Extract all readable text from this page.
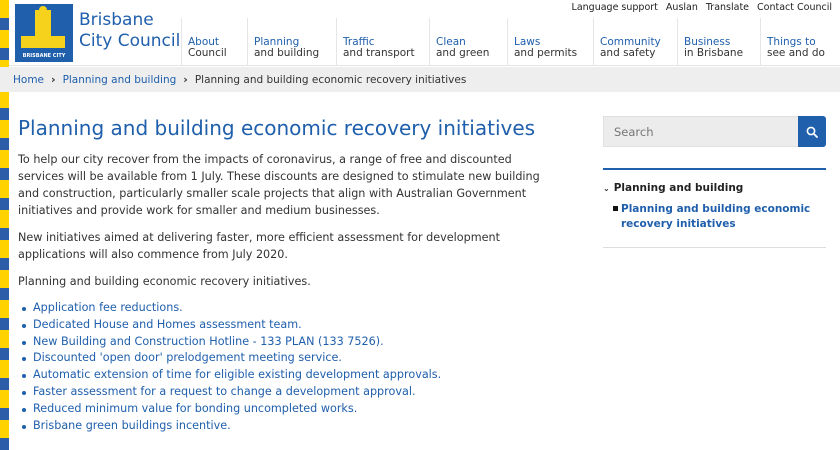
BRISBANE CITY
Brisbane
City Council
Language support Auslan Translate Contact Council
About
Council
Planning
and building
Traffic
and transport
Clean
and green
Laws
and permits
Community
and safety
Business
in Brisbane
Things to
see and do
Home › Planning and building › Planning and building economic recovery initiatives
Planning and building economic recovery initiatives

To help our city recover from the impacts of coronavirus, a range of free and discounted services will be available from 1 July. These discounts are designed to stimulate new building and construction, particularly smaller scale projects that align with Australian Government initiatives and provide work for smaller and medium businesses.

New initiatives aimed at delivering faster, more efficient assessment for development applications will also commence from July 2020.

Planning and building economic recovery initiatives.

Application fee reductions.
Dedicated House and Homes assessment team.
New Building and Construction Hotline - 133 PLAN (133 7526).
Discounted 'open door' prelodgement meeting service.
Automatic extension of time for eligible existing development approvals.
Faster assessment for a request to change a development approval.
Reduced minimum value for bonding uncompleted works.
Brisbane green buildings incentive.
Search
⌄ Planning and building
Planning and building economic recovery initiatives
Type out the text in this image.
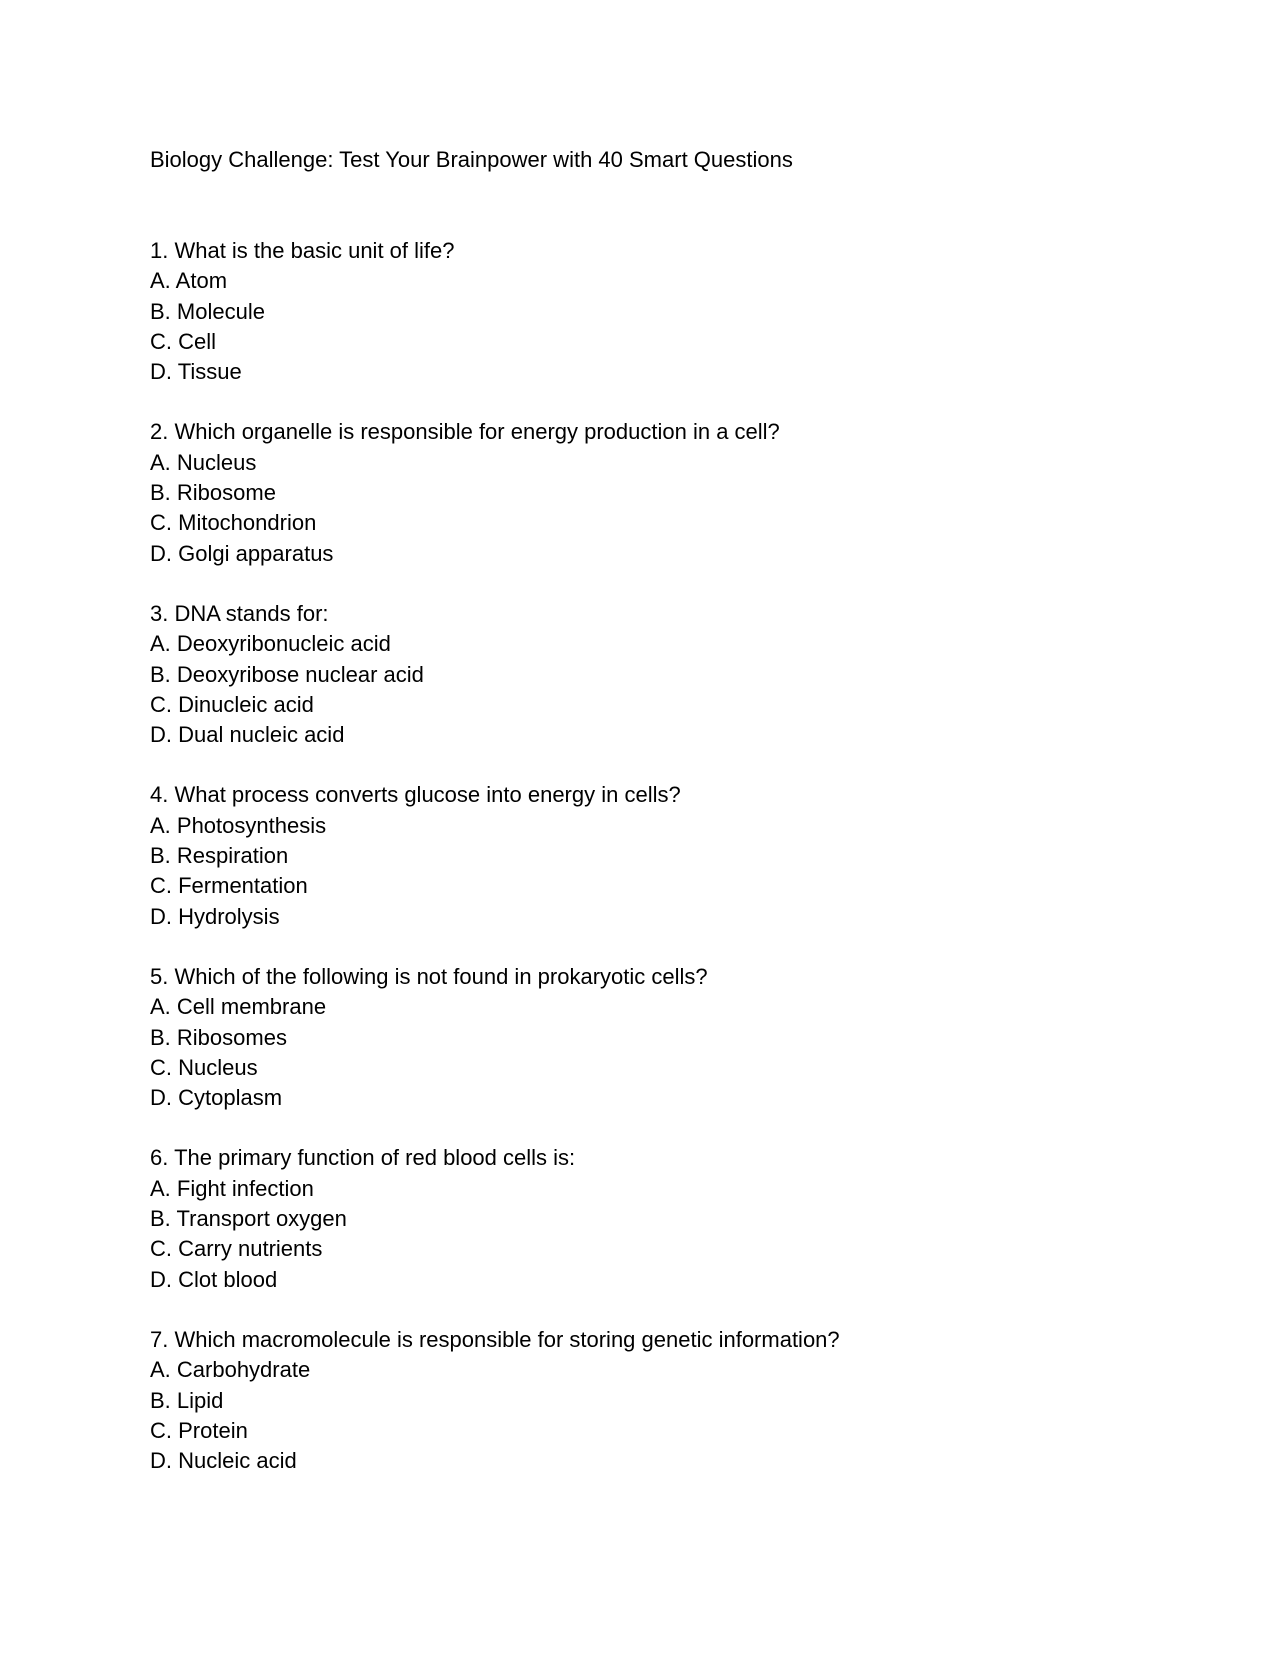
Biology Challenge: Test Your Brainpower with 40 Smart Questions
1. What is the basic unit of life?
A. Atom
B. Molecule
C. Cell
D. Tissue
2. Which organelle is responsible for energy production in a cell?
A. Nucleus
B. Ribosome
C. Mitochondrion
D. Golgi apparatus
3. DNA stands for:
A. Deoxyribonucleic acid
B. Deoxyribose nuclear acid
C. Dinucleic acid
D. Dual nucleic acid
4. What process converts glucose into energy in cells?
A. Photosynthesis
B. Respiration
C. Fermentation
D. Hydrolysis
5. Which of the following is not found in prokaryotic cells?
A. Cell membrane
B. Ribosomes
C. Nucleus
D. Cytoplasm
6. The primary function of red blood cells is:
A. Fight infection
B. Transport oxygen
C. Carry nutrients
D. Clot blood
7. Which macromolecule is responsible for storing genetic information?
A. Carbohydrate
B. Lipid
C. Protein
D. Nucleic acid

What to produce — Exactly as they appear above, write out all the entries, but not the images.

Result of the task —
Extract all readable text from this page.
BRISBANE CITY
Brisbane
City Council
Language support Auslan Translate Contact Council
About
Council
Planning
and building
Traffic
and transport
Clean
and green
Laws
and permits
Community
and safety
Business
in Brisbane
Things to
see and do
Home › Planning and building › Planning and building economic recovery initiatives
Planning and building economic recovery initiatives

To help our city recover from the impacts of coronavirus, a range of free and discounted services will be available from 1 July. These discounts are designed to stimulate new building and construction, particularly smaller scale projects that align with Australian Government initiatives and provide work for smaller and medium businesses.

New initiatives aimed at delivering faster, more efficient assessment for development applications will also commence from July 2020.

Planning and building economic recovery initiatives.

Application fee reductions.
Dedicated House and Homes assessment team.
New Building and Construction Hotline - 133 PLAN (133 7526).
Discounted 'open door' prelodgement meeting service.
Automatic extension of time for eligible existing development approvals.
Faster assessment for a request to change a development approval.
Reduced minimum value for bonding uncompleted works.
Brisbane green buildings incentive.
Search
⌄ Planning and building
Planning and building economic recovery initiatives
Type out the text in this image.
Biology Challenge: Test Your Brainpower with 40 Smart Questions
1. What is the basic unit of life?
A. Atom
B. Molecule
C. Cell
D. Tissue
2. Which organelle is responsible for energy production in a cell?
A. Nucleus
B. Ribosome
C. Mitochondrion
D. Golgi apparatus
3. DNA stands for:
A. Deoxyribonucleic acid
B. Deoxyribose nuclear acid
C. Dinucleic acid
D. Dual nucleic acid
4. What process converts glucose into energy in cells?
A. Photosynthesis
B. Respiration
C. Fermentation
D. Hydrolysis
5. Which of the following is not found in prokaryotic cells?
A. Cell membrane
B. Ribosomes
C. Nucleus
D. Cytoplasm
6. The primary function of red blood cells is:
A. Fight infection
B. Transport oxygen
C. Carry nutrients
D. Clot blood
7. Which macromolecule is responsible for storing genetic information?
A. Carbohydrate
B. Lipid
C. Protein
D. Nucleic acid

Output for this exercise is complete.